## BEGIN
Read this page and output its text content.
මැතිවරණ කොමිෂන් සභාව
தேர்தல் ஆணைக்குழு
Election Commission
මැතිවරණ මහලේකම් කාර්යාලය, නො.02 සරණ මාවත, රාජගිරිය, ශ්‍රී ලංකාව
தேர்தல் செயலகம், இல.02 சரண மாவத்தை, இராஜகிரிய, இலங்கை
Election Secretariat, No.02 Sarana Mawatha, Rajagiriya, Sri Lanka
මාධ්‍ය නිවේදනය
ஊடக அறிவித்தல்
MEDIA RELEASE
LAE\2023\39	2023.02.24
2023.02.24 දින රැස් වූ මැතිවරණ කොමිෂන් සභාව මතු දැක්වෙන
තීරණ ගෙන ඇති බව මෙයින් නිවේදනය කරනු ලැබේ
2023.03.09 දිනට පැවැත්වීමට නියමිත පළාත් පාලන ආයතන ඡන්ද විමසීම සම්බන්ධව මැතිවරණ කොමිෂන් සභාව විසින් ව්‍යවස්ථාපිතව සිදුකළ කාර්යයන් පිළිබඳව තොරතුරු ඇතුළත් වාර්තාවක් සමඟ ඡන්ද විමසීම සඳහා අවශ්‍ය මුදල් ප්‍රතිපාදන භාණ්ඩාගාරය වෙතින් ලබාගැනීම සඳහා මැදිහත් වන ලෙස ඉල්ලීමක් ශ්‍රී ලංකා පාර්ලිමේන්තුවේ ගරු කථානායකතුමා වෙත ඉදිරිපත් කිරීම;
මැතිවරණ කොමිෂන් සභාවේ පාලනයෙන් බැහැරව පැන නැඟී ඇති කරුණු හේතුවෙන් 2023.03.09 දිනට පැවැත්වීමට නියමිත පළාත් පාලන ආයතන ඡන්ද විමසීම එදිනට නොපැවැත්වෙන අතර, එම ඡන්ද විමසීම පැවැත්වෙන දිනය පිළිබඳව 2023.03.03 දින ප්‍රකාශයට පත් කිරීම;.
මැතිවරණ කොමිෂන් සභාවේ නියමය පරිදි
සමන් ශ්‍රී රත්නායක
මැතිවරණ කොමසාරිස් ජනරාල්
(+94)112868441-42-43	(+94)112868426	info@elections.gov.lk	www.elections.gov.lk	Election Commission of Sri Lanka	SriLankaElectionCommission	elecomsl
## END
» **Given instruction**
Reproduce each record shown above without altering a single word.

» **Answer to the exercise**
Read this page and output its text content.
මැතිවරණ කොමිෂන් සභාව
தேர்தல் ஆணைக்குழு
Election Commission
මැතිවරණ මහලේකම් කාර්යාලය, නො.02 සරණ මාවත, රාජගිරිය, ශ්‍රී ලංකාව
தேர்தல் செயலகம், இல.02 சரண மாவத்தை, இராஜகிரிய, இலங்கை
Election Secretariat, No.02 Sarana Mawatha, Rajagiriya, Sri Lanka
මාධ්‍ය නිවේදනය
ஊடக அறிவித்தல்
MEDIA RELEASE
LAE\2023\39	2023.02.24
2023.02.24 දින රැස් වූ මැතිවරණ කොමිෂන් සභාව මතු දැක්වෙන
තීරණ ගෙන ඇති බව මෙයින් නිවේදනය කරනු ලැබේ
2023.03.09 දිනට පැවැත්වීමට නියමිත පළාත් පාලන ආයතන ඡන්ද විමසීම සම්බන්ධව මැතිවරණ කොමිෂන් සභාව විසින් ව්‍යවස්ථාපිතව සිදුකළ කාර්යයන් පිළිබඳව තොරතුරු ඇතුළත් වාර්තාවක් සමඟ ඡන්ද විමසීම සඳහා අවශ්‍ය මුදල් ප්‍රතිපාදන භාණ්ඩාගාරය වෙතින් ලබාගැනීම සඳහා මැදිහත් වන ලෙස ඉල්ලීමක් ශ්‍රී ලංකා පාර්ලිමේන්තුවේ ගරු කථානායකතුමා වෙත ඉදිරිපත් කිරීම;
මැතිවරණ කොමිෂන් සභාවේ පාලනයෙන් බැහැරව පැන නැඟී ඇති කරුණු හේතුවෙන් 2023.03.09 දිනට පැවැත්වීමට නියමිත පළාත් පාලන ආයතන ඡන්ද විමසීම එදිනට නොපැවැත්වෙන අතර, එම ඡන්ද විමසීම පැවැත්වෙන දිනය පිළිබඳව 2023.03.03 දින ප්‍රකාශයට පත් කිරීම;.
මැතිවරණ කොමිෂන් සභාවේ නියමය පරිදි
සමන් ශ්‍රී රත්නායක
මැතිවරණ කොමසාරිස් ජනරාල්
(+94)112868441-42-43	(+94)112868426	info@elections.gov.lk	www.elections.gov.lk	Election Commission of Sri Lanka	SriLankaElectionCommission	elecomsl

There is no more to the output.